--- Trecho ---
“O Hercílio é um gigante adormecido”

Joceli dos Santos é técnico do Hercílio Luz, de Tubarão. No futebol há 39 anos – 17 como goleiro profissional e 22 como treinador -, o ‘manezinho da ilha’ de 57 anos fala o que pensa. Na última terça, anunciou a sua saída do Colorado e só voltou atrás após receber garantias de melhores condições de trabalho. Linha dura para muitos, paizão para outros. Do seu jeito, conseguiu ascender à Série A do Estadual por três vezes, façanha que lhe rendeu o apelido de “Rei do acesso”.

 

 
Cleber Latrônico
Tubarão
 
Notisul – Você já treinou dois clubes de Tubarão. Como foram essas experiências?

--- Instruções ---
Copie sem alterações, da entrevista acima com o técnico do Hercílio Luz, a passagem que vai de "Joceli dos Santos" até "foram essas experiências?".

Registros de anotação de layout:
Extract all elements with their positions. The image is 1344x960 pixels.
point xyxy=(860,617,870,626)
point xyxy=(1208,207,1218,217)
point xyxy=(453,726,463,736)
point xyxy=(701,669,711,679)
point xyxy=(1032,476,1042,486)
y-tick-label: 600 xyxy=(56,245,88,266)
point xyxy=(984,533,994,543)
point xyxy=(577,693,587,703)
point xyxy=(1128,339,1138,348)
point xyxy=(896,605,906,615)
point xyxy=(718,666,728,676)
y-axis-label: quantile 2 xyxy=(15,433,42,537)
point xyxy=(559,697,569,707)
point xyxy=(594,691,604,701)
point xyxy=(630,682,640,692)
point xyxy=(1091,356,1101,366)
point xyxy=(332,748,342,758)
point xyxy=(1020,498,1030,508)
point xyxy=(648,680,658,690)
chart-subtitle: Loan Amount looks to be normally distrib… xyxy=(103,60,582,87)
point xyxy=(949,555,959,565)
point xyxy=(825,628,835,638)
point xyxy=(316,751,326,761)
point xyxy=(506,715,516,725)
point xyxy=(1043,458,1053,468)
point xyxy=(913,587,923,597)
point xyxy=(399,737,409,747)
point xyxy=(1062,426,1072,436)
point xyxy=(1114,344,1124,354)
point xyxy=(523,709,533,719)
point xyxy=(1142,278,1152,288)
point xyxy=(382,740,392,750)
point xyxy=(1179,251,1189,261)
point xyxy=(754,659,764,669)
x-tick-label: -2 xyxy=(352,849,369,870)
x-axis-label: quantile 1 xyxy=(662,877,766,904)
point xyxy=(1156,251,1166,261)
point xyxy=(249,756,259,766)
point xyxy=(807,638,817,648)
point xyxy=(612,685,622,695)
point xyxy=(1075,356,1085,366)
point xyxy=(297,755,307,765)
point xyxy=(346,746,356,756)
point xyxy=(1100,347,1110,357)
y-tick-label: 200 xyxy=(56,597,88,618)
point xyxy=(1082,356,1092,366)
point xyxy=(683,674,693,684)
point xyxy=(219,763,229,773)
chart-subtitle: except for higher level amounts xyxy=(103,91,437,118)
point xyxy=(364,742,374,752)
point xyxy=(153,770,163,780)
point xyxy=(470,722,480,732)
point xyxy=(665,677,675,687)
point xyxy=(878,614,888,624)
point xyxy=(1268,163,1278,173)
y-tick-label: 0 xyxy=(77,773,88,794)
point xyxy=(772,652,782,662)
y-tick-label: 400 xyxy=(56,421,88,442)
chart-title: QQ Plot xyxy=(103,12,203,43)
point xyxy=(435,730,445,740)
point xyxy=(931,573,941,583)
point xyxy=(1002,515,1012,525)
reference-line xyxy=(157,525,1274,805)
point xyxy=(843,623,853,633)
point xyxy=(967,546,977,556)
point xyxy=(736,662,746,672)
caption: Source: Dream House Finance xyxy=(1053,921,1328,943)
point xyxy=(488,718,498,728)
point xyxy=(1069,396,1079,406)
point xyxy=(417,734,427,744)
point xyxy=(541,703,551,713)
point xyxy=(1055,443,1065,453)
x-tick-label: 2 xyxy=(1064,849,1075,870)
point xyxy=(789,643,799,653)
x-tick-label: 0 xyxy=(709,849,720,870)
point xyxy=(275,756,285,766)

--- Solução do exercício ---
Joceli dos Santos é técnico do Hercílio Luz, de Tubarão. No futebol há 39 anos – 17 como goleiro profissional e 22 como treinador -, o ‘manezinho da ilha’ de 57 anos fala o que pensa. Na última terça, anunciou a sua saída do Colorado e só voltou atrás após receber garantias de melhores condições de trabalho. Linha dura para muitos, paizão para outros. Do seu jeito, conseguiu ascender à Série A do Estadual por três vezes, façanha que lhe rendeu o apelido de “Rei do acesso”.

 

 
Cleber Latrônico
Tubarão
 
Notisul – Você já treinou dois clubes de Tubarão. Como foram essas experiências?